** start RAW RECORDS **

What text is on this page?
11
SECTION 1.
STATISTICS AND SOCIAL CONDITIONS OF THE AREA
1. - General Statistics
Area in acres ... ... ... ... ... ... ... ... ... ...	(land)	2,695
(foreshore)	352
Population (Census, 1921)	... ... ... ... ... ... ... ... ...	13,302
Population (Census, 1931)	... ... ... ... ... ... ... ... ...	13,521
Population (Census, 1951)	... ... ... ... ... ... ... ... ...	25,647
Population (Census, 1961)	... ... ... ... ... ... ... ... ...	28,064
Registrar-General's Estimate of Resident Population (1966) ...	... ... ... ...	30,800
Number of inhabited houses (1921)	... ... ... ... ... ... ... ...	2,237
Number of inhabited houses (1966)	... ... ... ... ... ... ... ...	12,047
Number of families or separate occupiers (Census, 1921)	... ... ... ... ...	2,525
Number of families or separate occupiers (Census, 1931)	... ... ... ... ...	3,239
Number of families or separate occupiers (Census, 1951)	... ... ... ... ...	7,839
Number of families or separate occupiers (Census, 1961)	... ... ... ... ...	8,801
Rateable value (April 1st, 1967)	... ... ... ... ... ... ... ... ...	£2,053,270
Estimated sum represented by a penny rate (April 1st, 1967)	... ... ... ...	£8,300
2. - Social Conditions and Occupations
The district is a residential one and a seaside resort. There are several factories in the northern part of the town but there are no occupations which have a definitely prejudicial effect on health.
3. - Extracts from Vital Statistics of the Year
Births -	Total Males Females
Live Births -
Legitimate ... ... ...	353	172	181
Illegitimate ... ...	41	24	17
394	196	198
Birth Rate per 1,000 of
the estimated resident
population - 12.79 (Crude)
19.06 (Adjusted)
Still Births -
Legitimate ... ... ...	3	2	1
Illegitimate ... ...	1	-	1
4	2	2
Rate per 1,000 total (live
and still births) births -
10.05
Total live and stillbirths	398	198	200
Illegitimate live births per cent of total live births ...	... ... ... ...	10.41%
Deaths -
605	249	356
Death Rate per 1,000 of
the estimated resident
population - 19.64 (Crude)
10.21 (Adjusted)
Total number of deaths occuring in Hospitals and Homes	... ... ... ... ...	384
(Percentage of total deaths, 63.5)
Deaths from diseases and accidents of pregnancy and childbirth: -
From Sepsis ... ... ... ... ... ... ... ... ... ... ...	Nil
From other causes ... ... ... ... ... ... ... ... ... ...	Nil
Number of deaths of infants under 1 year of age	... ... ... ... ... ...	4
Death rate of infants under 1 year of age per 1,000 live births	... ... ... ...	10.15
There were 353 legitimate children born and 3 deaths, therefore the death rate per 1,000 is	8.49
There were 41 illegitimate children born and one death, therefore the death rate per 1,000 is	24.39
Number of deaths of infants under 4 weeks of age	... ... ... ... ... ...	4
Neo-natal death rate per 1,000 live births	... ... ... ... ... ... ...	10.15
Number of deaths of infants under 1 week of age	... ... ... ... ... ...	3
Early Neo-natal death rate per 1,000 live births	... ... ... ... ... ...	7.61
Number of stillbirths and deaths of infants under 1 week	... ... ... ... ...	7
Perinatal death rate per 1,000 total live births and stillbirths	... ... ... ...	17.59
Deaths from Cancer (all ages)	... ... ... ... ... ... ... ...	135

** end RAW RECORDS **

TASK DESCRIPTION:
Reproduce each record exactly, leaving nothing out.

ANSWER TO THIS TASK:
What text is on this page?
11
SECTION 1.
STATISTICS AND SOCIAL CONDITIONS OF THE AREA
1. - General Statistics
Area in acres ... ... ... ... ... ... ... ... ... ...	(land)	2,695
(foreshore)	352
Population (Census, 1921)	... ... ... ... ... ... ... ... ...	13,302
Population (Census, 1931)	... ... ... ... ... ... ... ... ...	13,521
Population (Census, 1951)	... ... ... ... ... ... ... ... ...	25,647
Population (Census, 1961)	... ... ... ... ... ... ... ... ...	28,064
Registrar-General's Estimate of Resident Population (1966) ...	... ... ... ...	30,800
Number of inhabited houses (1921)	... ... ... ... ... ... ... ...	2,237
Number of inhabited houses (1966)	... ... ... ... ... ... ... ...	12,047
Number of families or separate occupiers (Census, 1921)	... ... ... ... ...	2,525
Number of families or separate occupiers (Census, 1931)	... ... ... ... ...	3,239
Number of families or separate occupiers (Census, 1951)	... ... ... ... ...	7,839
Number of families or separate occupiers (Census, 1961)	... ... ... ... ...	8,801
Rateable value (April 1st, 1967)	... ... ... ... ... ... ... ... ...	£2,053,270
Estimated sum represented by a penny rate (April 1st, 1967)	... ... ... ...	£8,300
2. - Social Conditions and Occupations
The district is a residential one and a seaside resort. There are several factories in the northern part of the town but there are no occupations which have a definitely prejudicial effect on health.
3. - Extracts from Vital Statistics of the Year
Births -	Total Males Females
Live Births -
Legitimate ... ... ...	353	172	181
Illegitimate ... ...	41	24	17
394	196	198
Birth Rate per 1,000 of
the estimated resident
population - 12.79 (Crude)
19.06 (Adjusted)
Still Births -
Legitimate ... ... ...	3	2	1
Illegitimate ... ...	1	-	1
4	2	2
Rate per 1,000 total (live
and still births) births -
10.05
Total live and stillbirths	398	198	200
Illegitimate live births per cent of total live births ...	... ... ... ...	10.41%
Deaths -
605	249	356
Death Rate per 1,000 of
the estimated resident
population - 19.64 (Crude)
10.21 (Adjusted)
Total number of deaths occuring in Hospitals and Homes	... ... ... ... ...	384
(Percentage of total deaths, 63.5)
Deaths from diseases and accidents of pregnancy and childbirth: -
From Sepsis ... ... ... ... ... ... ... ... ... ... ...	Nil
From other causes ... ... ... ... ... ... ... ... ... ...	Nil
Number of deaths of infants under 1 year of age	... ... ... ... ... ...	4
Death rate of infants under 1 year of age per 1,000 live births	... ... ... ...	10.15
There were 353 legitimate children born and 3 deaths, therefore the death rate per 1,000 is	8.49
There were 41 illegitimate children born and one death, therefore the death rate per 1,000 is	24.39
Number of deaths of infants under 4 weeks of age	... ... ... ... ... ...	4
Neo-natal death rate per 1,000 live births	... ... ... ... ... ... ...	10.15
Number of deaths of infants under 1 week of age	... ... ... ... ... ...	3
Early Neo-natal death rate per 1,000 live births	... ... ... ... ... ...	7.61
Number of stillbirths and deaths of infants under 1 week	... ... ... ... ...	7
Perinatal death rate per 1,000 total live births and stillbirths	... ... ... ...	17.59
Deaths from Cancer (all ages)	... ... ... ... ... ... ... ...	135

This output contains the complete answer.